### Given instruction:
Reproduce every line of the material below, but drop the pictures.

— begin Record excerpts —

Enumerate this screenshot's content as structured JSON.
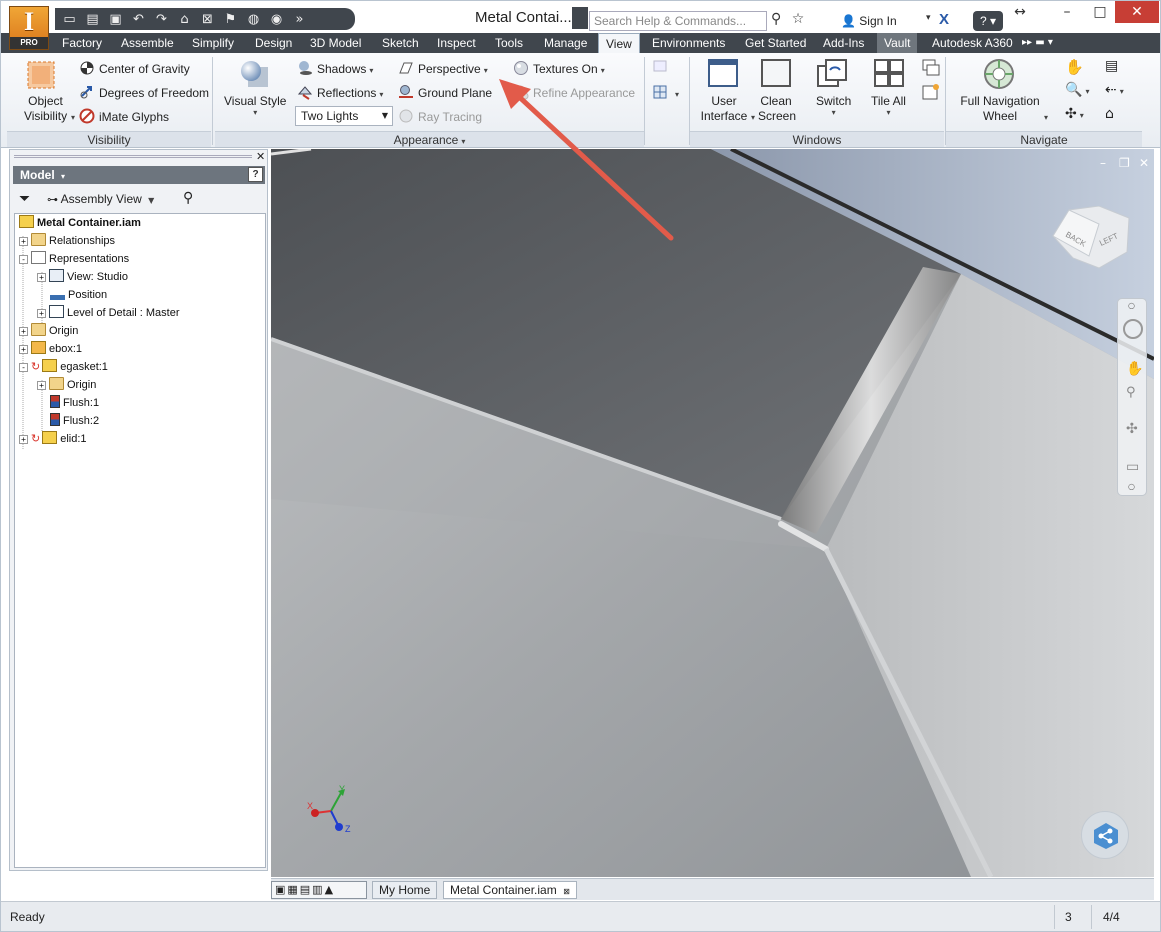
{
  "app": {
    "title": "Metal Contai...",
    "logo_edition": "PRO",
    "logo_letter": "I"
  },
  "search": {
    "placeholder": "Search Help & Commands..."
  },
  "account": {
    "sign_in": "Sign In"
  },
  "tabs": [
    "Factory",
    "Assemble",
    "Simplify",
    "Design",
    "3D Model",
    "Sketch",
    "Inspect",
    "Tools",
    "Manage",
    "View",
    "Environments",
    "Get Started",
    "Add-Ins",
    "Vault",
    "Autodesk A360"
  ],
  "active_tab": "View",
  "ribbon": {
    "visibility": {
      "label": "Visibility",
      "object_visibility": "Object Visibility",
      "center_of_gravity": "Center of Gravity",
      "degrees_of_freedom": "Degrees of Freedom",
      "imate_glyphs": "iMate Glyphs"
    },
    "appearance": {
      "label": "Appearance",
      "visual_style": "Visual Style",
      "shadows": "Shadows",
      "reflections": "Reflections",
      "lighting_value": "Two Lights",
      "perspective": "Perspective",
      "ground_plane": "Ground Plane",
      "ray_tracing": "Ray Tracing",
      "textures_on": "Textures On",
      "refine_appearance": "Refine Appearance"
    },
    "windows": {
      "label": "Windows",
      "user_interface": "User Interface",
      "clean_screen": "Clean Screen",
      "switch": "Switch",
      "tile_all": "Tile All"
    },
    "navigate": {
      "label": "Navigate",
      "full_nav_wheel": "Full Navigation Wheel"
    }
  },
  "browser": {
    "title": "Model",
    "view_mode": "Assembly View",
    "tree": [
      {
        "label": "Metal Container.iam",
        "level": 0,
        "bold": true,
        "icon": "assembly-icon"
      },
      {
        "label": "Relationships",
        "level": 1,
        "icon": "folder-icon",
        "exp": "+"
      },
      {
        "label": "Representations",
        "level": 1,
        "icon": "representations-icon",
        "exp": "-"
      },
      {
        "label": "View: Studio",
        "level": 2,
        "icon": "view-rep-icon",
        "exp": "+"
      },
      {
        "label": "Position",
        "level": 2,
        "icon": "position-icon"
      },
      {
        "label": "Level of Detail : Master",
        "level": 2,
        "icon": "lod-icon",
        "exp": "+"
      },
      {
        "label": "Origin",
        "level": 1,
        "icon": "folder-icon",
        "exp": "+"
      },
      {
        "label": "ebox:1",
        "level": 1,
        "icon": "part-icon",
        "exp": "+"
      },
      {
        "label": "egasket:1",
        "level": 1,
        "icon": "subassembly-icon",
        "exp": "-"
      },
      {
        "label": "Origin",
        "level": 2,
        "icon": "folder-icon",
        "exp": "+"
      },
      {
        "label": "Flush:1",
        "level": 2,
        "icon": "flush-constraint-icon"
      },
      {
        "label": "Flush:2",
        "level": 2,
        "icon": "flush-constraint-icon"
      },
      {
        "label": "elid:1",
        "level": 1,
        "icon": "subassembly-icon",
        "exp": "+"
      }
    ]
  },
  "viewcube": {
    "face_back": "BACK",
    "face_left": "LEFT"
  },
  "triad": {
    "x": "X",
    "y": "Y",
    "z": "Z"
  },
  "doc_tabs": [
    "My Home",
    "Metal Container.iam"
  ],
  "status": {
    "text": "Ready",
    "count": "3",
    "pages": "4/4"
  },
  "colors": {
    "tab_bar": "#40464d",
    "close_button": "#c73e35",
    "arrow": "#e25b4a",
    "accent_blue": "#2a5aa8"
  }
}
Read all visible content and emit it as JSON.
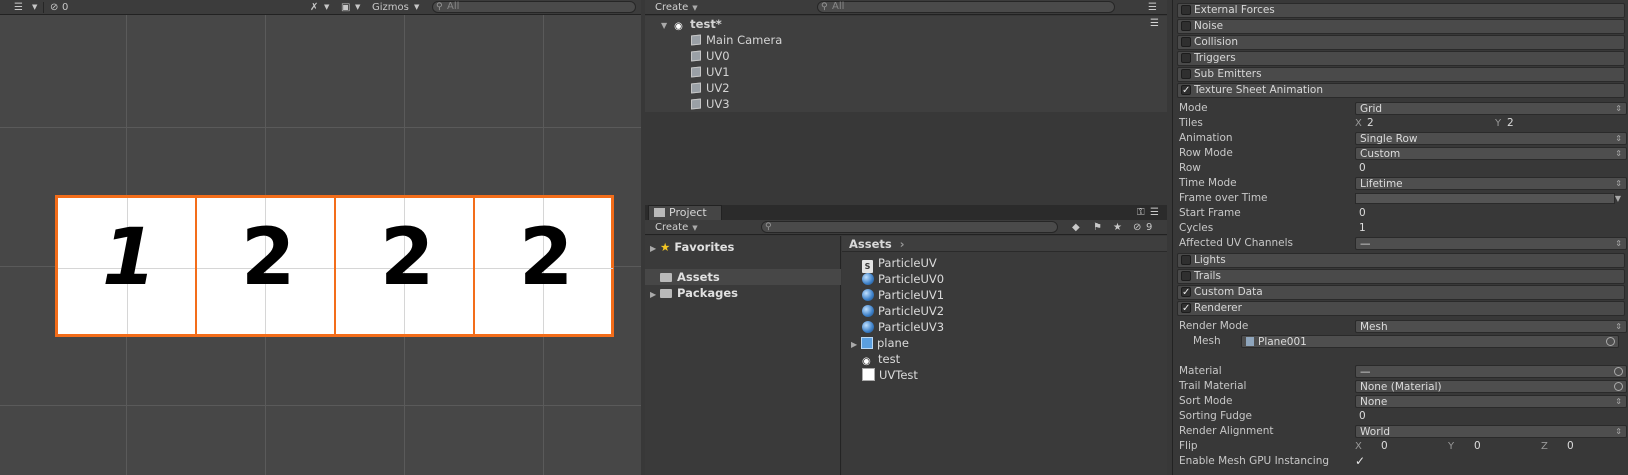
{
  "scene": {
    "toolbar": {
      "hidden_count": "0",
      "gizmos_label": "Gizmos",
      "search_placeholder": "All"
    },
    "cells": [
      "1",
      "2",
      "2",
      "2"
    ],
    "colors": {
      "outline": "#f36d1a",
      "background": "#474747"
    }
  },
  "hierarchy": {
    "create_label": "Create",
    "search_placeholder": "All",
    "scene_name": "test*",
    "objects": [
      "Main Camera",
      "UV0",
      "UV1",
      "UV2",
      "UV3"
    ]
  },
  "project": {
    "tab_label": "Project",
    "create_label": "Create",
    "hidden_count": "9",
    "tree": [
      {
        "label": "Favorites",
        "icon": "star-icon"
      },
      {
        "label": "Assets",
        "icon": "folder-icon"
      },
      {
        "label": "Packages",
        "icon": "folder-icon"
      }
    ],
    "breadcrumb": "Assets",
    "assets": [
      {
        "label": "ParticleUV",
        "icon": "script-icon"
      },
      {
        "label": "ParticleUV0",
        "icon": "material-sphere-icon"
      },
      {
        "label": "ParticleUV1",
        "icon": "material-sphere-icon"
      },
      {
        "label": "ParticleUV2",
        "icon": "material-sphere-icon"
      },
      {
        "label": "ParticleUV3",
        "icon": "material-sphere-icon"
      },
      {
        "label": "plane",
        "icon": "prefab-icon"
      },
      {
        "label": "test",
        "icon": "unity-scene-icon"
      },
      {
        "label": "UVTest",
        "icon": "texture-icon"
      }
    ]
  },
  "inspector": {
    "modules_top": [
      {
        "label": "External Forces",
        "checked": false
      },
      {
        "label": "Noise",
        "checked": false
      },
      {
        "label": "Collision",
        "checked": false
      },
      {
        "label": "Triggers",
        "checked": false
      },
      {
        "label": "Sub Emitters",
        "checked": false
      },
      {
        "label": "Texture Sheet Animation",
        "checked": true
      }
    ],
    "tsa": {
      "mode": {
        "label": "Mode",
        "value": "Grid"
      },
      "tiles": {
        "label": "Tiles",
        "x_label": "X",
        "x": "2",
        "y_label": "Y",
        "y": "2"
      },
      "animation": {
        "label": "Animation",
        "value": "Single Row"
      },
      "row_mode": {
        "label": "Row Mode",
        "value": "Custom"
      },
      "row": {
        "label": "Row",
        "value": "0"
      },
      "time_mode": {
        "label": "Time Mode",
        "value": "Lifetime"
      },
      "frame_over_time": {
        "label": "Frame over Time"
      },
      "start_frame": {
        "label": "Start Frame",
        "value": "0"
      },
      "cycles": {
        "label": "Cycles",
        "value": "1"
      },
      "affected_uv": {
        "label": "Affected UV Channels",
        "value": "—"
      }
    },
    "modules_mid": [
      {
        "label": "Lights",
        "checked": false
      },
      {
        "label": "Trails",
        "checked": false
      },
      {
        "label": "Custom Data",
        "checked": true
      },
      {
        "label": "Renderer",
        "checked": true
      }
    ],
    "renderer": {
      "render_mode": {
        "label": "Render Mode",
        "value": "Mesh"
      },
      "mesh": {
        "label": "Mesh",
        "value": "Plane001"
      },
      "material": {
        "label": "Material",
        "value": "—"
      },
      "trail_material": {
        "label": "Trail Material",
        "value": "None (Material)"
      },
      "sort_mode": {
        "label": "Sort Mode",
        "value": "None"
      },
      "sorting_fudge": {
        "label": "Sorting Fudge",
        "value": "0"
      },
      "render_alignment": {
        "label": "Render Alignment",
        "value": "World"
      },
      "flip": {
        "label": "Flip",
        "x_label": "X",
        "x": "0",
        "y_label": "Y",
        "y": "0",
        "z_label": "Z",
        "z": "0"
      },
      "gpu_instancing": {
        "label": "Enable Mesh GPU Instancing",
        "checked": true
      }
    }
  }
}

— end Record excerpts —

### Exercise response:
Enumerate this screenshot's content as structured JSON.
{
  "app": {
    "title": "Metal Contai...",
    "logo_edition": "PRO",
    "logo_letter": "I"
  },
  "search": {
    "placeholder": "Search Help & Commands..."
  },
  "account": {
    "sign_in": "Sign In"
  },
  "tabs": [
    "Factory",
    "Assemble",
    "Simplify",
    "Design",
    "3D Model",
    "Sketch",
    "Inspect",
    "Tools",
    "Manage",
    "View",
    "Environments",
    "Get Started",
    "Add-Ins",
    "Vault",
    "Autodesk A360"
  ],
  "active_tab": "View",
  "ribbon": {
    "visibility": {
      "label": "Visibility",
      "object_visibility": "Object Visibility",
      "center_of_gravity": "Center of Gravity",
      "degrees_of_freedom": "Degrees of Freedom",
      "imate_glyphs": "iMate Glyphs"
    },
    "appearance": {
      "label": "Appearance",
      "visual_style": "Visual Style",
      "shadows": "Shadows",
      "reflections": "Reflections",
      "lighting_value": "Two Lights",
      "perspective": "Perspective",
      "ground_plane": "Ground Plane",
      "ray_tracing": "Ray Tracing",
      "textures_on": "Textures On",
      "refine_appearance": "Refine Appearance"
    },
    "windows": {
      "label": "Windows",
      "user_interface": "User Interface",
      "clean_screen": "Clean Screen",
      "switch": "Switch",
      "tile_all": "Tile All"
    },
    "navigate": {
      "label": "Navigate",
      "full_nav_wheel": "Full Navigation Wheel"
    }
  },
  "browser": {
    "title": "Model",
    "view_mode": "Assembly View",
    "tree": [
      {
        "label": "Metal Container.iam",
        "level": 0,
        "bold": true,
        "icon": "assembly-icon"
      },
      {
        "label": "Relationships",
        "level": 1,
        "icon": "folder-icon",
        "exp": "+"
      },
      {
        "label": "Representations",
        "level": 1,
        "icon": "representations-icon",
        "exp": "-"
      },
      {
        "label": "View: Studio",
        "level": 2,
        "icon": "view-rep-icon",
        "exp": "+"
      },
      {
        "label": "Position",
        "level": 2,
        "icon": "position-icon"
      },
      {
        "label": "Level of Detail : Master",
        "level": 2,
        "icon": "lod-icon",
        "exp": "+"
      },
      {
        "label": "Origin",
        "level": 1,
        "icon": "folder-icon",
        "exp": "+"
      },
      {
        "label": "ebox:1",
        "level": 1,
        "icon": "part-icon",
        "exp": "+"
      },
      {
        "label": "egasket:1",
        "level": 1,
        "icon": "subassembly-icon",
        "exp": "-"
      },
      {
        "label": "Origin",
        "level": 2,
        "icon": "folder-icon",
        "exp": "+"
      },
      {
        "label": "Flush:1",
        "level": 2,
        "icon": "flush-constraint-icon"
      },
      {
        "label": "Flush:2",
        "level": 2,
        "icon": "flush-constraint-icon"
      },
      {
        "label": "elid:1",
        "level": 1,
        "icon": "subassembly-icon",
        "exp": "+"
      }
    ]
  },
  "viewcube": {
    "face_back": "BACK",
    "face_left": "LEFT"
  },
  "triad": {
    "x": "X",
    "y": "Y",
    "z": "Z"
  },
  "doc_tabs": [
    "My Home",
    "Metal Container.iam"
  ],
  "status": {
    "text": "Ready",
    "count": "3",
    "pages": "4/4"
  },
  "colors": {
    "tab_bar": "#40464d",
    "close_button": "#c73e35",
    "arrow": "#e25b4a",
    "accent_blue": "#2a5aa8"
  }
}
Read all visible content and emit it as JSON.
{
  "scene": {
    "toolbar": {
      "hidden_count": "0",
      "gizmos_label": "Gizmos",
      "search_placeholder": "All"
    },
    "cells": [
      "1",
      "2",
      "2",
      "2"
    ],
    "colors": {
      "outline": "#f36d1a",
      "background": "#474747"
    }
  },
  "hierarchy": {
    "create_label": "Create",
    "search_placeholder": "All",
    "scene_name": "test*",
    "objects": [
      "Main Camera",
      "UV0",
      "UV1",
      "UV2",
      "UV3"
    ]
  },
  "project": {
    "tab_label": "Project",
    "create_label": "Create",
    "hidden_count": "9",
    "tree": [
      {
        "label": "Favorites",
        "icon": "star-icon"
      },
      {
        "label": "Assets",
        "icon": "folder-icon"
      },
      {
        "label": "Packages",
        "icon": "folder-icon"
      }
    ],
    "breadcrumb": "Assets",
    "assets": [
      {
        "label": "ParticleUV",
        "icon": "script-icon"
      },
      {
        "label": "ParticleUV0",
        "icon": "material-sphere-icon"
      },
      {
        "label": "ParticleUV1",
        "icon": "material-sphere-icon"
      },
      {
        "label": "ParticleUV2",
        "icon": "material-sphere-icon"
      },
      {
        "label": "ParticleUV3",
        "icon": "material-sphere-icon"
      },
      {
        "label": "plane",
        "icon": "prefab-icon"
      },
      {
        "label": "test",
        "icon": "unity-scene-icon"
      },
      {
        "label": "UVTest",
        "icon": "texture-icon"
      }
    ]
  },
  "inspector": {
    "modules_top": [
      {
        "label": "External Forces",
        "checked": false
      },
      {
        "label": "Noise",
        "checked": false
      },
      {
        "label": "Collision",
        "checked": false
      },
      {
        "label": "Triggers",
        "checked": false
      },
      {
        "label": "Sub Emitters",
        "checked": false
      },
      {
        "label": "Texture Sheet Animation",
        "checked": true
      }
    ],
    "tsa": {
      "mode": {
        "label": "Mode",
        "value": "Grid"
      },
      "tiles": {
        "label": "Tiles",
        "x_label": "X",
        "x": "2",
        "y_label": "Y",
        "y": "2"
      },
      "animation": {
        "label": "Animation",
        "value": "Single Row"
      },
      "row_mode": {
        "label": "Row Mode",
        "value": "Custom"
      },
      "row": {
        "label": "Row",
        "value": "0"
      },
      "time_mode": {
        "label": "Time Mode",
        "value": "Lifetime"
      },
      "frame_over_time": {
        "label": "Frame over Time"
      },
      "start_frame": {
        "label": "Start Frame",
        "value": "0"
      },
      "cycles": {
        "label": "Cycles",
        "value": "1"
      },
      "affected_uv": {
        "label": "Affected UV Channels",
        "value": "—"
      }
    },
    "modules_mid": [
      {
        "label": "Lights",
        "checked": false
      },
      {
        "label": "Trails",
        "checked": false
      },
      {
        "label": "Custom Data",
        "checked": true
      },
      {
        "label": "Renderer",
        "checked": true
      }
    ],
    "renderer": {
      "render_mode": {
        "label": "Render Mode",
        "value": "Mesh"
      },
      "mesh": {
        "label": "Mesh",
        "value": "Plane001"
      },
      "material": {
        "label": "Material",
        "value": "—"
      },
      "trail_material": {
        "label": "Trail Material",
        "value": "None (Material)"
      },
      "sort_mode": {
        "label": "Sort Mode",
        "value": "None"
      },
      "sorting_fudge": {
        "label": "Sorting Fudge",
        "value": "0"
      },
      "render_alignment": {
        "label": "Render Alignment",
        "value": "World"
      },
      "flip": {
        "label": "Flip",
        "x_label": "X",
        "x": "0",
        "y_label": "Y",
        "y": "0",
        "z_label": "Z",
        "z": "0"
      },
      "gpu_instancing": {
        "label": "Enable Mesh GPU Instancing",
        "checked": true
      }
    }
  }
}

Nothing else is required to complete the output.